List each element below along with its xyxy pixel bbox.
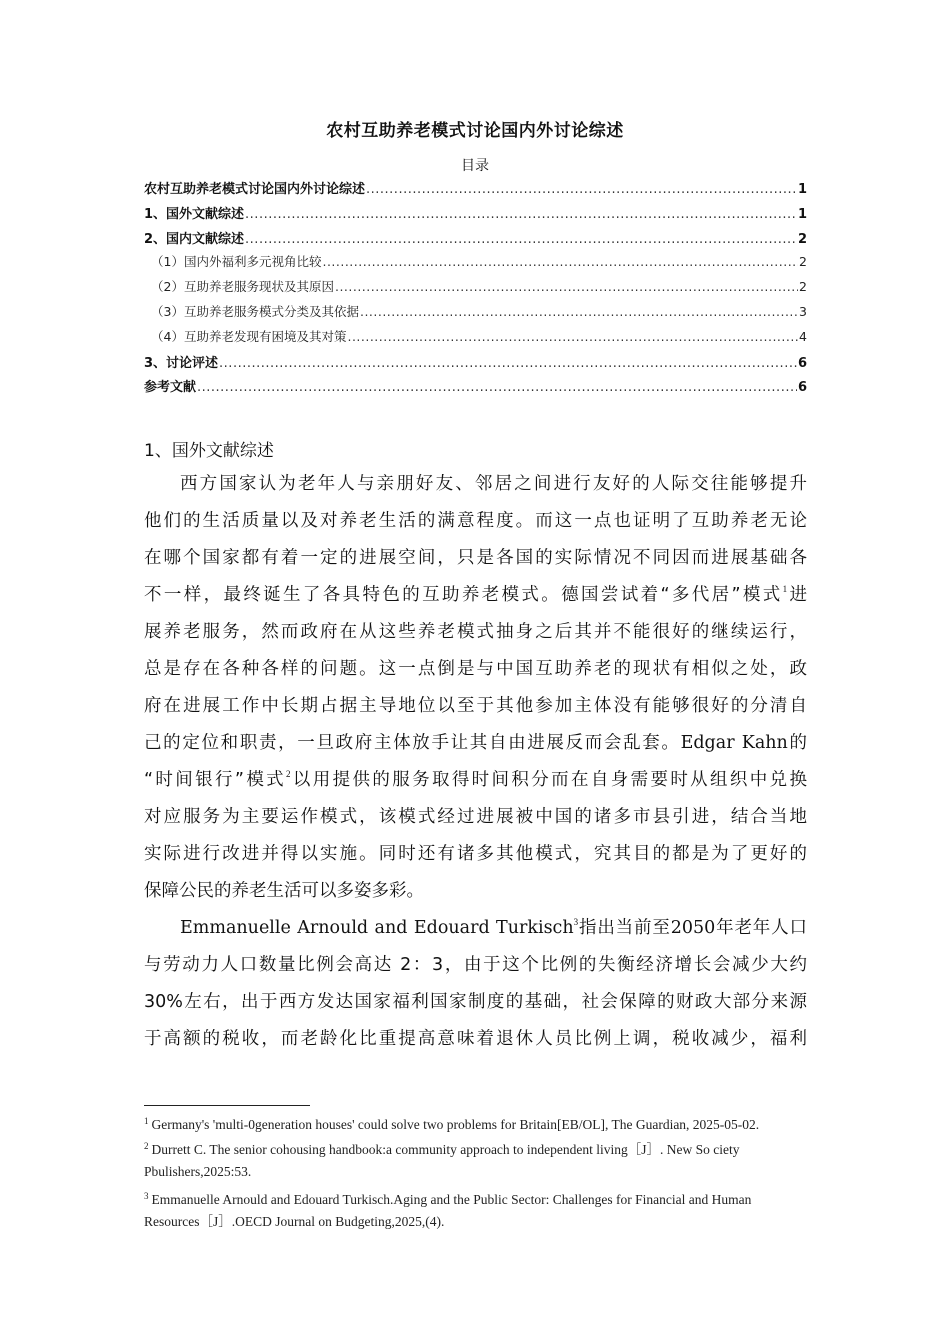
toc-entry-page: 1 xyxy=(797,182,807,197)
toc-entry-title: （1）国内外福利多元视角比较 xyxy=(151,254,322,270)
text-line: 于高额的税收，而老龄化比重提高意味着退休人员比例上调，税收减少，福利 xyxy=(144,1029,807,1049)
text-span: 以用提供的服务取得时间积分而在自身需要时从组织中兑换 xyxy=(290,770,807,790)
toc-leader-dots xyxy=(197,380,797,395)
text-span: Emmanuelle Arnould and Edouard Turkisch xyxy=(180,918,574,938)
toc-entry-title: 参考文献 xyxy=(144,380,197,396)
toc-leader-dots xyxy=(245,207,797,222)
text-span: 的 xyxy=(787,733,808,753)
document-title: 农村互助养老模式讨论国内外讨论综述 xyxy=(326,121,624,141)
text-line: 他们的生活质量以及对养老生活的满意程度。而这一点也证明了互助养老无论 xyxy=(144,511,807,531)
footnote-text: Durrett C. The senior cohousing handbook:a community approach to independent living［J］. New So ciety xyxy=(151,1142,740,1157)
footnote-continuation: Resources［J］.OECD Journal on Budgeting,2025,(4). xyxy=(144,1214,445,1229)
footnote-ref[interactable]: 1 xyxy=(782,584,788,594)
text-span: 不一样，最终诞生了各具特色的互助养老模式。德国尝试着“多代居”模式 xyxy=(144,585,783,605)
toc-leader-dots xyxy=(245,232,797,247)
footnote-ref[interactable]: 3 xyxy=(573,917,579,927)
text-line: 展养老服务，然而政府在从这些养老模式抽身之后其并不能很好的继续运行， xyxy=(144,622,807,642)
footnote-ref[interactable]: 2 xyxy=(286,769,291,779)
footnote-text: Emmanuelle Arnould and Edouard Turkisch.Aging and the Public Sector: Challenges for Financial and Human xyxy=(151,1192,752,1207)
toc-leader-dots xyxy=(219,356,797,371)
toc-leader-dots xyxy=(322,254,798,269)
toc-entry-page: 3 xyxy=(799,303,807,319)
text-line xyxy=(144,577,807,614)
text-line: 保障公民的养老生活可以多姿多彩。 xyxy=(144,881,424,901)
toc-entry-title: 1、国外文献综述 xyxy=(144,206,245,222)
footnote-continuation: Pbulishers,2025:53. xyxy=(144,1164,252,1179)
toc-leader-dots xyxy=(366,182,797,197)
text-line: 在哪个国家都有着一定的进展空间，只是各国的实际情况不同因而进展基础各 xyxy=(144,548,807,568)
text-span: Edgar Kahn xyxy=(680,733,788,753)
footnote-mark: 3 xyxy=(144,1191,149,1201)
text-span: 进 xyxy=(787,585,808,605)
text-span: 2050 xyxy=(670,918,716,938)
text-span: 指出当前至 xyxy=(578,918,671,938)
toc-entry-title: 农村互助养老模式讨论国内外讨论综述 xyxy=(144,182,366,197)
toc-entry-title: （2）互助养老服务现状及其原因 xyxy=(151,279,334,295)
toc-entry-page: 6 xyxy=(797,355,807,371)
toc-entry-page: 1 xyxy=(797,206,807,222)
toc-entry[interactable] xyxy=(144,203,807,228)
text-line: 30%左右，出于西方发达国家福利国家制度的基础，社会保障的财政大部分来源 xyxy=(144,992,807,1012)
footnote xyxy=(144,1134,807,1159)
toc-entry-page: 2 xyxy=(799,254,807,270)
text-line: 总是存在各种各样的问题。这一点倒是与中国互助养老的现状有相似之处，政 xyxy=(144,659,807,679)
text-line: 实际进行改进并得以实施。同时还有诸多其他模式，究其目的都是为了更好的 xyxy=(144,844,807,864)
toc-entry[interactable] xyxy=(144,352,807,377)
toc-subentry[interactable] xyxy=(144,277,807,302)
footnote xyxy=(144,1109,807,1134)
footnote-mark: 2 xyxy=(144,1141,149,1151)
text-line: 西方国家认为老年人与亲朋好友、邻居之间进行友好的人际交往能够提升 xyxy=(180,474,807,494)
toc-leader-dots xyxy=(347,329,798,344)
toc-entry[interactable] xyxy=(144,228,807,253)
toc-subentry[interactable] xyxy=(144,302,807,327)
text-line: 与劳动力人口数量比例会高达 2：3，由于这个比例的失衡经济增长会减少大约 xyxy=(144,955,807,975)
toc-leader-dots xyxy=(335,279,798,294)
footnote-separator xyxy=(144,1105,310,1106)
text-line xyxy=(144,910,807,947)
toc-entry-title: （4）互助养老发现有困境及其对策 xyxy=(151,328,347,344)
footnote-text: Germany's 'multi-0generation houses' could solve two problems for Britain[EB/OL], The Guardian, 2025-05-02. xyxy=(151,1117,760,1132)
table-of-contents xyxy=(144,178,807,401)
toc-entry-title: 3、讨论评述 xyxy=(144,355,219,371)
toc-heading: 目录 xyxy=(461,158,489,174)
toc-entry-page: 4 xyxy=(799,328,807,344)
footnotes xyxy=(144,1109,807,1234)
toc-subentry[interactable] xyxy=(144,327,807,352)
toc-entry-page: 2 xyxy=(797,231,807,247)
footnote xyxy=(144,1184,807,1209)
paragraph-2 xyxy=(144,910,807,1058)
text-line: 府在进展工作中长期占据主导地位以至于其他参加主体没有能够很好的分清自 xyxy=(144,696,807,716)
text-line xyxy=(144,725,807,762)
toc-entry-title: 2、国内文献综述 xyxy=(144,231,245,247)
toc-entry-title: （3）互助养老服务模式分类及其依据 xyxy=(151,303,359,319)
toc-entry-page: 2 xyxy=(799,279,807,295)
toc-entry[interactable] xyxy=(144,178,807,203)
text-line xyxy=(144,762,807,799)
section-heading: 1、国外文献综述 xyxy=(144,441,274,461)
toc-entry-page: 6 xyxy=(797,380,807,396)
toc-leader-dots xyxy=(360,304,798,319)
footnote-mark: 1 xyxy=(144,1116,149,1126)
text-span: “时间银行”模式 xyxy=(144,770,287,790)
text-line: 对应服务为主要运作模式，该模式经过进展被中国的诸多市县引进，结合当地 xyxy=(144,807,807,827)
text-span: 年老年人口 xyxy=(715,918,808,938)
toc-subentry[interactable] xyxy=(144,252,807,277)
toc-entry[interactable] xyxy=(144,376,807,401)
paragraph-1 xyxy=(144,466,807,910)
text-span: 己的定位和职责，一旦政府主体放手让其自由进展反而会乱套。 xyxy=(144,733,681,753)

________________

» **Exercise aim**: Could you write out every line of the items above exactly, leaving out the pictures?

» **Solution to this problem**:
List each element below along with its xyxy pixel bbox.
toc-entry-page: 1 xyxy=(797,182,807,197)
toc-entry-title: （1）国内外福利多元视角比较 xyxy=(151,254,322,270)
text-line: 于高额的税收，而老龄化比重提高意味着退休人员比例上调，税收减少，福利 xyxy=(144,1029,807,1049)
text-span: 以用提供的服务取得时间积分而在自身需要时从组织中兑换 xyxy=(290,770,807,790)
toc-leader-dots xyxy=(197,380,797,395)
text-span: Emmanuelle Arnould and Edouard Turkisch xyxy=(180,918,574,938)
toc-entry-title: 参考文献 xyxy=(144,380,197,396)
toc-leader-dots xyxy=(245,207,797,222)
text-span: 的 xyxy=(787,733,808,753)
document-title: 农村互助养老模式讨论国内外讨论综述 xyxy=(326,121,624,141)
text-line: 他们的生活质量以及对养老生活的满意程度。而这一点也证明了互助养老无论 xyxy=(144,511,807,531)
footnote-text: Durrett C. The senior cohousing handbook:a community approach to independent living［J］. New So ciety xyxy=(151,1142,740,1157)
footnote-continuation: Resources［J］.OECD Journal on Budgeting,2025,(4). xyxy=(144,1214,445,1229)
footnote-ref[interactable]: 1 xyxy=(782,584,788,594)
text-span: 不一样，最终诞生了各具特色的互助养老模式。德国尝试着“多代居”模式 xyxy=(144,585,783,605)
toc-leader-dots xyxy=(245,232,797,247)
footnote-ref[interactable]: 3 xyxy=(573,917,579,927)
text-line: 展养老服务，然而政府在从这些养老模式抽身之后其并不能很好的继续运行， xyxy=(144,622,807,642)
footnote-ref[interactable]: 2 xyxy=(286,769,291,779)
footnote-text: Emmanuelle Arnould and Edouard Turkisch.Aging and the Public Sector: Challenges for Financial and Human xyxy=(151,1192,752,1207)
toc-leader-dots xyxy=(219,356,797,371)
toc-leader-dots xyxy=(322,254,798,269)
toc-entry-page: 3 xyxy=(799,303,807,319)
text-line xyxy=(144,577,807,614)
text-line: 保障公民的养老生活可以多姿多彩。 xyxy=(144,881,424,901)
toc-entry-title: 1、国外文献综述 xyxy=(144,206,245,222)
footnote-continuation: Pbulishers,2025:53. xyxy=(144,1164,252,1179)
toc-leader-dots xyxy=(366,182,797,197)
text-line: 在哪个国家都有着一定的进展空间，只是各国的实际情况不同因而进展基础各 xyxy=(144,548,807,568)
text-span: Edgar Kahn xyxy=(680,733,788,753)
footnote-mark: 3 xyxy=(144,1191,149,1201)
text-span: 进 xyxy=(787,585,808,605)
text-span: 2050 xyxy=(670,918,716,938)
text-span: 指出当前至 xyxy=(578,918,671,938)
toc-entry-title: 农村互助养老模式讨论国内外讨论综述 xyxy=(144,182,366,197)
toc-entry-title: （2）互助养老服务现状及其原因 xyxy=(151,279,334,295)
toc-entry-page: 6 xyxy=(797,355,807,371)
toc-entry-page: 1 xyxy=(797,206,807,222)
toc-entry[interactable] xyxy=(144,203,807,228)
text-line: 30%左右，出于西方发达国家福利国家制度的基础，社会保障的财政大部分来源 xyxy=(144,992,807,1012)
footnote xyxy=(144,1134,807,1159)
toc-entry-page: 2 xyxy=(799,254,807,270)
text-line: 总是存在各种各样的问题。这一点倒是与中国互助养老的现状有相似之处，政 xyxy=(144,659,807,679)
text-line: 实际进行改进并得以实施。同时还有诸多其他模式，究其目的都是为了更好的 xyxy=(144,844,807,864)
toc-entry[interactable] xyxy=(144,352,807,377)
toc-subentry[interactable] xyxy=(144,277,807,302)
footnote xyxy=(144,1109,807,1134)
footnote-mark: 2 xyxy=(144,1141,149,1151)
text-line: 西方国家认为老年人与亲朋好友、邻居之间进行友好的人际交往能够提升 xyxy=(180,474,807,494)
toc-leader-dots xyxy=(347,329,798,344)
toc-entry[interactable] xyxy=(144,228,807,253)
toc-subentry[interactable] xyxy=(144,302,807,327)
text-line: 与劳动力人口数量比例会高达 2：3，由于这个比例的失衡经济增长会减少大约 xyxy=(144,955,807,975)
toc-leader-dots xyxy=(335,279,798,294)
footnote-separator xyxy=(144,1105,310,1106)
text-line xyxy=(144,910,807,947)
toc-entry-title: （4）互助养老发现有困境及其对策 xyxy=(151,328,347,344)
footnote-text: Germany's 'multi-0generation houses' could solve two problems for Britain[EB/OL], The Guardian, 2025-05-02. xyxy=(151,1117,760,1132)
table-of-contents xyxy=(144,178,807,401)
toc-entry-title: 3、讨论评述 xyxy=(144,355,219,371)
toc-heading: 目录 xyxy=(461,158,489,174)
toc-entry-page: 4 xyxy=(799,328,807,344)
footnotes xyxy=(144,1109,807,1234)
toc-subentry[interactable] xyxy=(144,327,807,352)
toc-entry-page: 2 xyxy=(797,231,807,247)
footnote xyxy=(144,1184,807,1209)
paragraph-2 xyxy=(144,910,807,1058)
text-line: 府在进展工作中长期占据主导地位以至于其他参加主体没有能够很好的分清自 xyxy=(144,696,807,716)
text-line xyxy=(144,725,807,762)
toc-entry-title: 2、国内文献综述 xyxy=(144,231,245,247)
toc-entry-title: （3）互助养老服务模式分类及其依据 xyxy=(151,303,359,319)
toc-entry-page: 2 xyxy=(799,279,807,295)
toc-entry[interactable] xyxy=(144,178,807,203)
text-line xyxy=(144,762,807,799)
section-heading: 1、国外文献综述 xyxy=(144,441,274,461)
toc-entry-page: 6 xyxy=(797,380,807,396)
toc-leader-dots xyxy=(360,304,798,319)
footnote-mark: 1 xyxy=(144,1116,149,1126)
text-span: “时间银行”模式 xyxy=(144,770,287,790)
text-line: 对应服务为主要运作模式，该模式经过进展被中国的诸多市县引进，结合当地 xyxy=(144,807,807,827)
text-span: 年老年人口 xyxy=(715,918,808,938)
toc-subentry[interactable] xyxy=(144,252,807,277)
toc-entry[interactable] xyxy=(144,376,807,401)
paragraph-1 xyxy=(144,466,807,910)
text-span: 己的定位和职责，一旦政府主体放手让其自由进展反而会乱套。 xyxy=(144,733,681,753)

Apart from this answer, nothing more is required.